▸ Instruções:
1/ Resuma em duas frases o texto sobre a torcida do Corinthians.
2/ Prossiga o texto sobre a torcida do Corinthians a partir do ponto em que ele termina.

▸ Texto apresentado:
:::::

Se aquelas frases não forem suficientes para o colunista da Veja dar-se conta de que direcionou equivocamente a bazuca da generalização ao conjunto da torcida do Corinthians, num claro destempero clubístico, seguem mais alguns parágrafos daquele antropólogo: “O agenciamento psicológico, emocional e social que o futebol proporciona é muito forte. Sobretudo, dentro de certas camadas sociais que têm reclamações, frustrações, que vivem o drama da desigualdade – e ao mesmo tempo da igualdade, que o futebol proporciona a eles. É algo que identifico muito claramente nos trabalhos que fiz sobre o futebol: ele proporciona essa experiência de justiça, de igualdade e de revanche. E também, como fica bem claro nesse episódio, uma experiência de agressividade que não passa por agressividade. Feita sob o manto do coletivo”.

:::::

▸ Amostras dos dados:
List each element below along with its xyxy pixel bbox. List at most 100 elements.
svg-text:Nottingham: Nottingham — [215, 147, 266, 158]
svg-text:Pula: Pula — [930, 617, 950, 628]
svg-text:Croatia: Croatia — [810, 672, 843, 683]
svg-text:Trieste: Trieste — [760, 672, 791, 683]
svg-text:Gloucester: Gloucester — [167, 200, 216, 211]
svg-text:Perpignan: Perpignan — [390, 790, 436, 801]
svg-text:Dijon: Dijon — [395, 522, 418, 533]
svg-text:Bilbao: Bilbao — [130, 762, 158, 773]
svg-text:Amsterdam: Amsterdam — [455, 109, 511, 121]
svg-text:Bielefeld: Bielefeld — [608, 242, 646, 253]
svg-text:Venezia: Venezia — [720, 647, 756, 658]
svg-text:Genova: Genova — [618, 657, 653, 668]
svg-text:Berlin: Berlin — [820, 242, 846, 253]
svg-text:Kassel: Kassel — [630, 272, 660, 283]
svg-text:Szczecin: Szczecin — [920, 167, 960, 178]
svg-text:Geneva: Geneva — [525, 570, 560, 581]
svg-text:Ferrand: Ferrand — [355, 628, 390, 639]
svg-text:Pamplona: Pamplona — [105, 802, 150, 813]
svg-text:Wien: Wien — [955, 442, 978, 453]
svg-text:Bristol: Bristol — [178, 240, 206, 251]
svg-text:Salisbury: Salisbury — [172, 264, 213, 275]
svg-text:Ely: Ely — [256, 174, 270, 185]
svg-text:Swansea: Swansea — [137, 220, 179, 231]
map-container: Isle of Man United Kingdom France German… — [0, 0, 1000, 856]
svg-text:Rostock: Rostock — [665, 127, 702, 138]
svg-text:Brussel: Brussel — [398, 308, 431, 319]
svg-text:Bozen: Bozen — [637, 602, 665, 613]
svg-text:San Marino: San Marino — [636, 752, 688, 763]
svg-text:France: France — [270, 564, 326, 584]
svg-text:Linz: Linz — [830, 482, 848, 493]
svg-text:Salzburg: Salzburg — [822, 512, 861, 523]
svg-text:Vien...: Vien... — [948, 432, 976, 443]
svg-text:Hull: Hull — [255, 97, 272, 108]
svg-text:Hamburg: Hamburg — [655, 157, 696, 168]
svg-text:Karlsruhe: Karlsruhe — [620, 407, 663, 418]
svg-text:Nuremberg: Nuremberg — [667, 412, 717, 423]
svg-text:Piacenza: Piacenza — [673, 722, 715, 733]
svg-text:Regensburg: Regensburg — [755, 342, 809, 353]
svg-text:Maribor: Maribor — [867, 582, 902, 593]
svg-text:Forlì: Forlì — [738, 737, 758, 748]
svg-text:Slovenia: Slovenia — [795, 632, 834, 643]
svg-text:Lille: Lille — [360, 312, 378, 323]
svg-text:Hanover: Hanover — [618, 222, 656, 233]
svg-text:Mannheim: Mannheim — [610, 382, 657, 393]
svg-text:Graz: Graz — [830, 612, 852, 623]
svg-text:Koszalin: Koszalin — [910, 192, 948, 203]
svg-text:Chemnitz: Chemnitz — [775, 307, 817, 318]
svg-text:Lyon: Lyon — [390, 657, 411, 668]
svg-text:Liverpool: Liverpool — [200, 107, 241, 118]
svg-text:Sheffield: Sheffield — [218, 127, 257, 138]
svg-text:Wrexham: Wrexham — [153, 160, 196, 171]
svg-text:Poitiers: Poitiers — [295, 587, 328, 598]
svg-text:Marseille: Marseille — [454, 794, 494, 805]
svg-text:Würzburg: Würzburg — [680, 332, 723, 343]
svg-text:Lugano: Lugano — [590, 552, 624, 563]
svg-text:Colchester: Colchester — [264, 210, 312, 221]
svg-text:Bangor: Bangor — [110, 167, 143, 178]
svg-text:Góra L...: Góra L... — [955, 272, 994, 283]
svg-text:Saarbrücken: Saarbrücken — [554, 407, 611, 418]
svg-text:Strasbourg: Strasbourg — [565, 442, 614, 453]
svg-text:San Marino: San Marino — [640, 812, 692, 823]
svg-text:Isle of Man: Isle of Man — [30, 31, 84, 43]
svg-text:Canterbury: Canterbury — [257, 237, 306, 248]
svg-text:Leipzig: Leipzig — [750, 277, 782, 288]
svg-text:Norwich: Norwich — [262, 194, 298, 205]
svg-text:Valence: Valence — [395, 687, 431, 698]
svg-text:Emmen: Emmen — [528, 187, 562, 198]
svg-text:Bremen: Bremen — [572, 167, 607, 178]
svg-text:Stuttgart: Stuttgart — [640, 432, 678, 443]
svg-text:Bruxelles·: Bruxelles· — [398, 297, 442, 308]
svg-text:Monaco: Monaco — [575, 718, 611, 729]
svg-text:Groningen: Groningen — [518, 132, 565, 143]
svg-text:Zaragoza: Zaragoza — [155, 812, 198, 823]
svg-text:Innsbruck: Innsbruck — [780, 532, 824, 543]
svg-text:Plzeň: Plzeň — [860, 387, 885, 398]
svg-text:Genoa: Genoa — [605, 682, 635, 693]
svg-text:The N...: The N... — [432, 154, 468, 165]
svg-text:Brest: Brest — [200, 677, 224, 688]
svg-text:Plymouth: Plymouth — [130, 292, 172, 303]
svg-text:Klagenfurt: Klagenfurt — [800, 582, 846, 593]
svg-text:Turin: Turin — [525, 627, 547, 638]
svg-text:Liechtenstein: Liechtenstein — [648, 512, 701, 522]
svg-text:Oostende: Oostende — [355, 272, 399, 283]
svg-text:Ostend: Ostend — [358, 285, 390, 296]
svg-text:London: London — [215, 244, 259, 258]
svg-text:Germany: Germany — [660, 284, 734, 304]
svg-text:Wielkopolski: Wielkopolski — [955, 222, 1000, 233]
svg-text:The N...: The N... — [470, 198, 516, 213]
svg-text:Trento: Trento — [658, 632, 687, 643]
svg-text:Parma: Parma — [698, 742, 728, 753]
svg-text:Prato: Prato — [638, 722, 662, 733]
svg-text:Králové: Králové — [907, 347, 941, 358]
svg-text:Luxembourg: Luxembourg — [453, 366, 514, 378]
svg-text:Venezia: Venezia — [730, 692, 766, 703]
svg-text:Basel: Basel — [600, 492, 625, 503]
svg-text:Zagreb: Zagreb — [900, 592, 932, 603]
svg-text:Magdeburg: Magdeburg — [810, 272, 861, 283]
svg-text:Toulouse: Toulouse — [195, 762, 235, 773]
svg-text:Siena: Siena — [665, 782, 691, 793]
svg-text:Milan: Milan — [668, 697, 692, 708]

:::::

▸ Resultados do exercício:
1/ O texto afirma que o colunista da Veja apontou equivocadamente a generalização para o conjunto da torcida do Corinthians, num claro destempero clubístico, e recorre a mais parágrafos de um antropólogo para mostrar isso. Segundo o antropólogo, o futebol proporciona um agenciamento psicológico, emocional e social muito forte, sobretudo em camadas sociais que vivem o drama da desigualdade, oferecendo-lhes uma experiência de justiça, de igualdade e de revanche e também uma agressividade que não passa por agressividade, feita sob o manto do coletivo.

2/
A diferença entre a estupidez do artigo do colunista da Veja e do ato do jovem que matou Kevin Espada de forma mais que provavelmente acidental é que, além da idade e da experiência de vida em flagrante contraste, provavelmente o jornalista não estará preparado à reciclagem entre outras razões porque não faltarão bestas esportivas a embalar as bobagens que alinhavou, enquanto o agressor sofrerá na carne as consequências daquela barbeiragem.


 


O sinalizador do menor de idade iluminou tragicamente o caminho para encaixar o futebol sul-americano nos trilhos da responsabilidade esportiva que os europeus já alcançaram, depois de duras batalhas. O erro do colunista de Veja é acreditar ou tentar fazer-se acreditar que aquele rastro em direção a Kevin Espada é monopólio malévolo de violência em preto e branco, apenas.